* Task goal:
Hunt for the word "label" across the entries below, copying each line that holds it.

* Supplied records:
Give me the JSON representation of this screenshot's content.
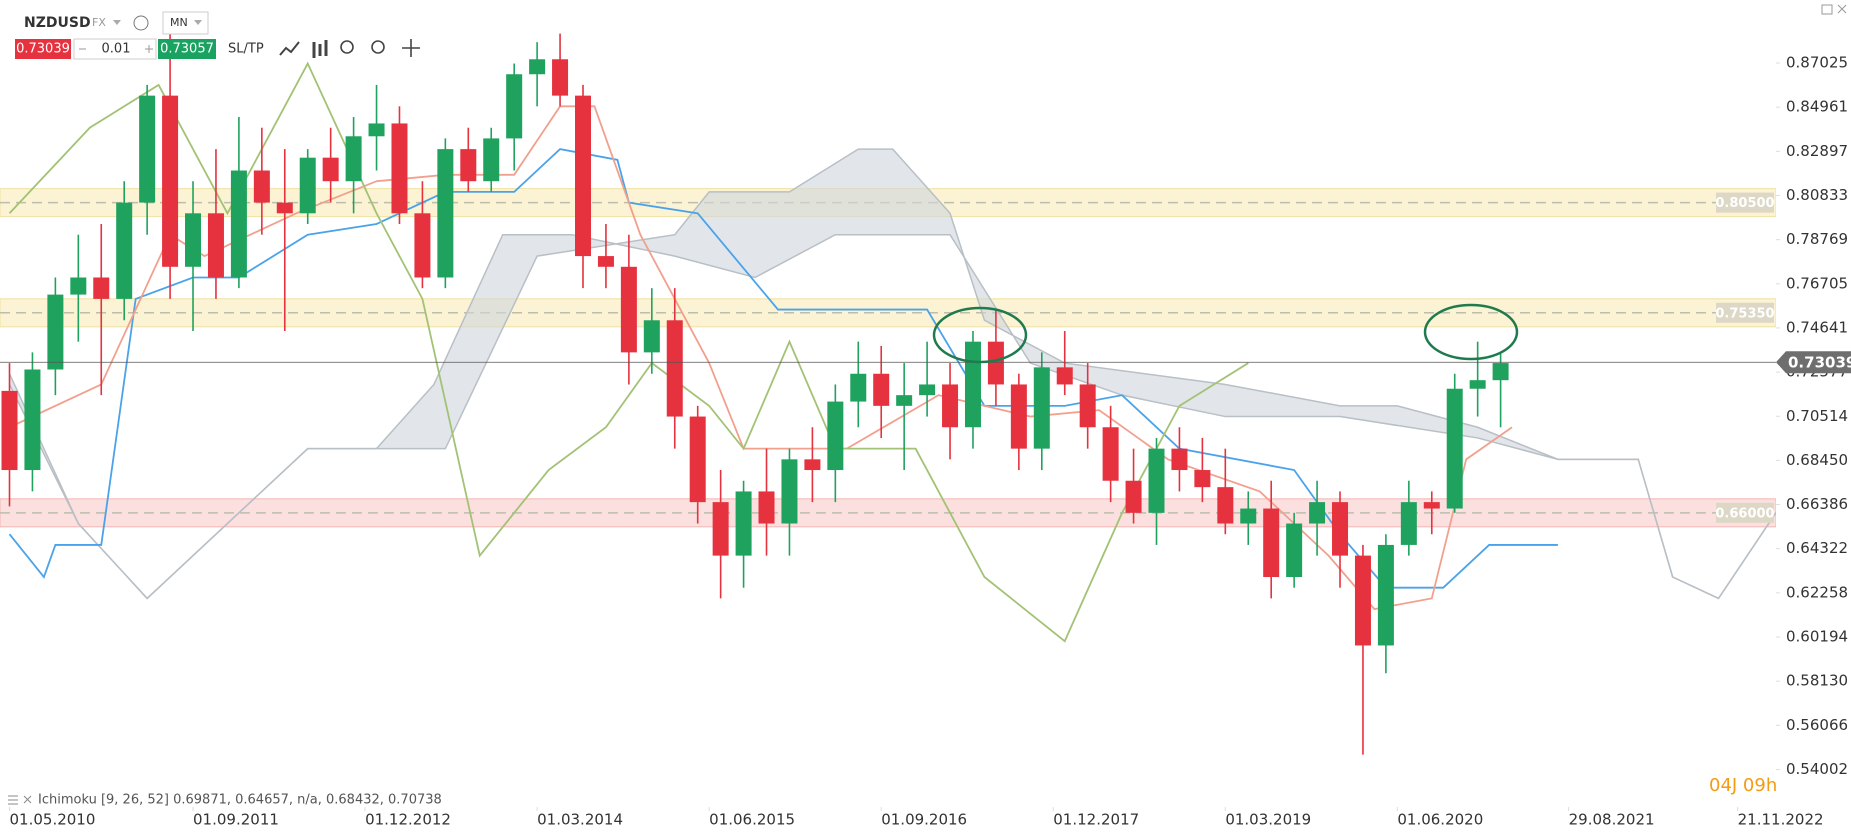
{
  "header": {
    "symbol": "NZDUSD",
    "market": "FX",
    "timeframe": "MN",
    "bid": "0.73039",
    "lot": "0.01",
    "ask": "0.73057",
    "sltp": "SL/TP"
  },
  "chart_data": {
    "type": "candlestick",
    "up_color": "#1fa25e",
    "down_color": "#e5323e",
    "x": [
      "01.05.2010",
      "01.07.2010",
      "01.09.2010",
      "01.11.2010",
      "01.01.2011",
      "01.03.2011",
      "01.05.2011",
      "01.07.2011",
      "01.09.2011",
      "01.11.2011",
      "01.01.2012",
      "01.03.2012",
      "01.05.2012",
      "01.07.2012",
      "01.09.2012",
      "01.11.2012",
      "01.01.2013",
      "01.03.2013",
      "01.05.2013",
      "01.07.2013",
      "01.09.2013",
      "01.11.2013",
      "01.01.2014",
      "01.03.2014",
      "01.05.2014",
      "01.07.2014",
      "01.09.2014",
      "01.11.2014",
      "01.01.2015",
      "01.03.2015",
      "01.05.2015",
      "01.07.2015",
      "01.09.2015",
      "01.11.2015",
      "01.01.2016",
      "01.03.2016",
      "01.05.2016",
      "01.07.2016",
      "01.09.2016",
      "01.11.2016",
      "01.01.2017",
      "01.03.2017",
      "01.05.2017",
      "01.07.2017",
      "01.09.2017",
      "01.11.2017",
      "01.01.2018",
      "01.03.2018",
      "01.05.2018",
      "01.07.2018",
      "01.09.2018",
      "01.11.2018",
      "01.01.2019",
      "01.03.2019",
      "01.05.2019",
      "01.07.2019",
      "01.09.2019",
      "01.11.2019",
      "01.01.2020",
      "01.03.2020",
      "01.05.2020",
      "01.07.2020",
      "01.09.2020",
      "01.11.2020",
      "01.01.2021",
      "01.03.2021"
    ],
    "candles": [
      [
        0.717,
        0.73,
        0.663,
        0.68
      ],
      [
        0.68,
        0.735,
        0.67,
        0.727
      ],
      [
        0.727,
        0.77,
        0.715,
        0.762
      ],
      [
        0.762,
        0.79,
        0.74,
        0.77
      ],
      [
        0.77,
        0.795,
        0.715,
        0.76
      ],
      [
        0.76,
        0.815,
        0.75,
        0.805
      ],
      [
        0.805,
        0.86,
        0.79,
        0.855
      ],
      [
        0.855,
        0.884,
        0.76,
        0.775
      ],
      [
        0.775,
        0.815,
        0.745,
        0.8
      ],
      [
        0.8,
        0.83,
        0.76,
        0.77
      ],
      [
        0.77,
        0.845,
        0.765,
        0.82
      ],
      [
        0.82,
        0.84,
        0.79,
        0.805
      ],
      [
        0.805,
        0.83,
        0.745,
        0.8
      ],
      [
        0.8,
        0.83,
        0.795,
        0.826
      ],
      [
        0.826,
        0.84,
        0.805,
        0.815
      ],
      [
        0.815,
        0.845,
        0.8,
        0.836
      ],
      [
        0.836,
        0.86,
        0.82,
        0.842
      ],
      [
        0.842,
        0.85,
        0.795,
        0.8
      ],
      [
        0.8,
        0.815,
        0.765,
        0.77
      ],
      [
        0.77,
        0.835,
        0.765,
        0.83
      ],
      [
        0.83,
        0.84,
        0.81,
        0.815
      ],
      [
        0.815,
        0.84,
        0.81,
        0.835
      ],
      [
        0.835,
        0.87,
        0.82,
        0.865
      ],
      [
        0.865,
        0.88,
        0.85,
        0.872
      ],
      [
        0.872,
        0.884,
        0.85,
        0.855
      ],
      [
        0.855,
        0.86,
        0.765,
        0.78
      ],
      [
        0.78,
        0.795,
        0.765,
        0.775
      ],
      [
        0.775,
        0.79,
        0.72,
        0.735
      ],
      [
        0.735,
        0.765,
        0.725,
        0.75
      ],
      [
        0.75,
        0.765,
        0.69,
        0.705
      ],
      [
        0.705,
        0.71,
        0.655,
        0.665
      ],
      [
        0.665,
        0.68,
        0.62,
        0.64
      ],
      [
        0.64,
        0.675,
        0.625,
        0.67
      ],
      [
        0.67,
        0.69,
        0.64,
        0.655
      ],
      [
        0.655,
        0.69,
        0.64,
        0.685
      ],
      [
        0.685,
        0.7,
        0.665,
        0.68
      ],
      [
        0.68,
        0.72,
        0.665,
        0.712
      ],
      [
        0.712,
        0.74,
        0.7,
        0.725
      ],
      [
        0.725,
        0.738,
        0.695,
        0.71
      ],
      [
        0.71,
        0.73,
        0.68,
        0.715
      ],
      [
        0.715,
        0.74,
        0.705,
        0.72
      ],
      [
        0.72,
        0.73,
        0.685,
        0.7
      ],
      [
        0.7,
        0.745,
        0.69,
        0.74
      ],
      [
        0.74,
        0.755,
        0.71,
        0.72
      ],
      [
        0.72,
        0.725,
        0.68,
        0.69
      ],
      [
        0.69,
        0.735,
        0.68,
        0.728
      ],
      [
        0.728,
        0.745,
        0.715,
        0.72
      ],
      [
        0.72,
        0.73,
        0.69,
        0.7
      ],
      [
        0.7,
        0.71,
        0.665,
        0.675
      ],
      [
        0.675,
        0.69,
        0.655,
        0.66
      ],
      [
        0.66,
        0.695,
        0.645,
        0.69
      ],
      [
        0.69,
        0.7,
        0.67,
        0.68
      ],
      [
        0.68,
        0.695,
        0.665,
        0.672
      ],
      [
        0.672,
        0.69,
        0.65,
        0.655
      ],
      [
        0.655,
        0.67,
        0.645,
        0.662
      ],
      [
        0.662,
        0.675,
        0.62,
        0.63
      ],
      [
        0.63,
        0.66,
        0.625,
        0.655
      ],
      [
        0.655,
        0.675,
        0.64,
        0.665
      ],
      [
        0.665,
        0.67,
        0.625,
        0.64
      ],
      [
        0.64,
        0.645,
        0.547,
        0.598
      ],
      [
        0.598,
        0.65,
        0.585,
        0.645
      ],
      [
        0.645,
        0.675,
        0.64,
        0.665
      ],
      [
        0.665,
        0.67,
        0.65,
        0.662
      ],
      [
        0.662,
        0.725,
        0.66,
        0.718
      ],
      [
        0.718,
        0.74,
        0.705,
        0.722
      ],
      [
        0.722,
        0.735,
        0.7,
        0.73
      ]
    ],
    "ylim": [
      0.5225,
      0.8997
    ],
    "yticks": [
      0.87025,
      0.84961,
      0.82897,
      0.80833,
      0.78769,
      0.76705,
      0.74641,
      0.72577,
      0.70514,
      {
        "value": 0.6845,
        "label": "0.68450"
      },
      0.66386,
      0.64322,
      0.62258,
      0.60194,
      {
        "value": 0.5813,
        "label": "0.58130"
      },
      0.56066,
      0.54002
    ],
    "xticks": [
      "01.05.2010",
      "01.09.2011",
      "01.12.2012",
      "01.03.2014",
      "01.06.2015",
      "01.09.2016",
      "01.12.2017",
      "01.03.2019",
      "01.06.2020",
      "29.08.2021",
      "21.11.2022"
    ],
    "cloud": {
      "color": "#cfd6dc",
      "upper": {
        "x": [
          "01.05.2010",
          "01.11.2010",
          "01.05.2011",
          "01.01.2012",
          "01.07.2012",
          "01.07.2013",
          "01.03.2014",
          "01.03.2015",
          "01.06.2015",
          "01.01.2016",
          "01.07.2016",
          "01.10.2016",
          "01.03.2017",
          "01.06.2017",
          "01.01.2018",
          "01.03.2019",
          "01.01.2020",
          "01.06.2020",
          "01.01.2021",
          "01.08.2021",
          "01.03.2022",
          "01.06.2022",
          "01.10.2022",
          "01.04.2023"
        ],
        "values": [
          0.725,
          0.655,
          0.62,
          0.66,
          0.69,
          0.69,
          0.78,
          0.79,
          0.81,
          0.81,
          0.83,
          0.83,
          0.8,
          0.75,
          0.73,
          0.72,
          0.71,
          0.71,
          0.7,
          0.685,
          0.685,
          0.63,
          0.62,
          0.668
        ]
      },
      "lower": {
        "x": [
          "01.05.2010",
          "01.11.2010",
          "01.05.2011",
          "01.01.2012",
          "01.07.2012",
          "01.01.2013",
          "01.06.2013",
          "01.12.2013",
          "01.06.2014",
          "01.03.2015",
          "01.10.2015",
          "01.05.2016",
          "01.03.2017",
          "01.10.2017",
          "01.06.2018",
          "01.03.2019",
          "01.01.2020",
          "01.01.2021",
          "01.08.2021",
          "01.03.2022",
          "01.06.2022",
          "01.10.2022",
          "01.04.2023"
        ],
        "values": [
          0.72,
          0.655,
          0.62,
          0.66,
          0.69,
          0.69,
          0.72,
          0.79,
          0.79,
          0.78,
          0.77,
          0.79,
          0.79,
          0.73,
          0.715,
          0.705,
          0.705,
          0.695,
          0.685,
          0.685,
          0.63,
          0.62,
          0.668
        ]
      }
    },
    "ichimoku_lines": [
      {
        "color": "#4aa3ea",
        "x": [
          "01.05.2010",
          "01.08.2010",
          "01.09.2010",
          "01.01.2011",
          "01.04.2011",
          "01.09.2011",
          "01.01.2012",
          "01.07.2012",
          "01.01.2013",
          "01.07.2013",
          "01.01.2014",
          "01.05.2014",
          "01.10.2014",
          "01.11.2014",
          "01.05.2015",
          "01.12.2015",
          "01.01.2017",
          "01.06.2017",
          "01.01.2018",
          "01.06.2018",
          "01.11.2018",
          "01.09.2019",
          "01.01.2020",
          "01.05.2020",
          "01.10.2020",
          "01.02.2021",
          "01.08.2021"
        ],
        "values": [
          0.65,
          0.63,
          0.645,
          0.645,
          0.76,
          0.77,
          0.77,
          0.79,
          0.795,
          0.81,
          0.81,
          0.83,
          0.825,
          0.805,
          0.8,
          0.755,
          0.755,
          0.71,
          0.71,
          0.715,
          0.69,
          0.68,
          0.65,
          0.625,
          0.625,
          0.645,
          0.645
        ]
      },
      {
        "color": "#f2a08e",
        "x": [
          "01.05.2010",
          "01.01.2011",
          "01.07.2011",
          "01.10.2011",
          "01.06.2012",
          "01.01.2013",
          "01.07.2013",
          "01.01.2014",
          "01.05.2014",
          "01.08.2014",
          "01.12.2014",
          "01.06.2015",
          "01.09.2015",
          "01.06.2016",
          "01.02.2017",
          "01.10.2017",
          "01.04.2018",
          "01.10.2018",
          "01.06.2019",
          "01.12.2019",
          "01.04.2020",
          "01.09.2020",
          "01.12.2020",
          "01.04.2021"
        ],
        "values": [
          0.7,
          0.72,
          0.79,
          0.78,
          0.8,
          0.815,
          0.818,
          0.818,
          0.85,
          0.85,
          0.79,
          0.73,
          0.69,
          0.69,
          0.715,
          0.705,
          0.708,
          0.685,
          0.67,
          0.64,
          0.615,
          0.62,
          0.685,
          0.7
        ]
      },
      {
        "color": "#a3c275",
        "x": [
          "01.05.2010",
          "01.12.2010",
          "01.06.2011",
          "01.12.2011",
          "01.07.2012",
          "01.01.2013",
          "01.05.2013",
          "01.10.2013",
          "01.04.2014",
          "01.09.2014",
          "01.01.2015",
          "01.06.2015",
          "01.09.2015",
          "01.01.2016",
          "01.05.2016",
          "01.12.2016",
          "01.06.2017",
          "01.01.2018",
          "01.06.2018",
          "01.11.2018",
          "01.05.2019"
        ],
        "values": [
          0.8,
          0.84,
          0.86,
          0.8,
          0.87,
          0.8,
          0.76,
          0.64,
          0.68,
          0.7,
          0.73,
          0.71,
          0.69,
          0.74,
          0.69,
          0.69,
          0.63,
          0.6,
          0.66,
          0.71,
          0.73
        ]
      }
    ],
    "levels": [
      {
        "value": 0.805,
        "label": "0.80500",
        "color": "#fbf3d3",
        "edge": "#efe2a4"
      },
      {
        "value": 0.7535,
        "label": "0.75350",
        "color": "#fbf3d3",
        "edge": "#efe2a4"
      },
      {
        "value": 0.66,
        "label": "0.66000",
        "color": "#fbe0df",
        "edge": "#f2b6b4"
      }
    ],
    "last_price": {
      "value": 0.73039,
      "label": "0.73039"
    },
    "indicator_legend": "Ichimoku [9, 26, 52] 0.69871, 0.64657, n/a, 0.68432, 0.70738",
    "countdown": "04J 09h"
  }
}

* Response to this exercise:
        "label": "0.68450"
        "label": "0.58130"
        "label": "0.80500",
        "label": "0.75350",
        "label": "0.66000",
      "label": "0.73039"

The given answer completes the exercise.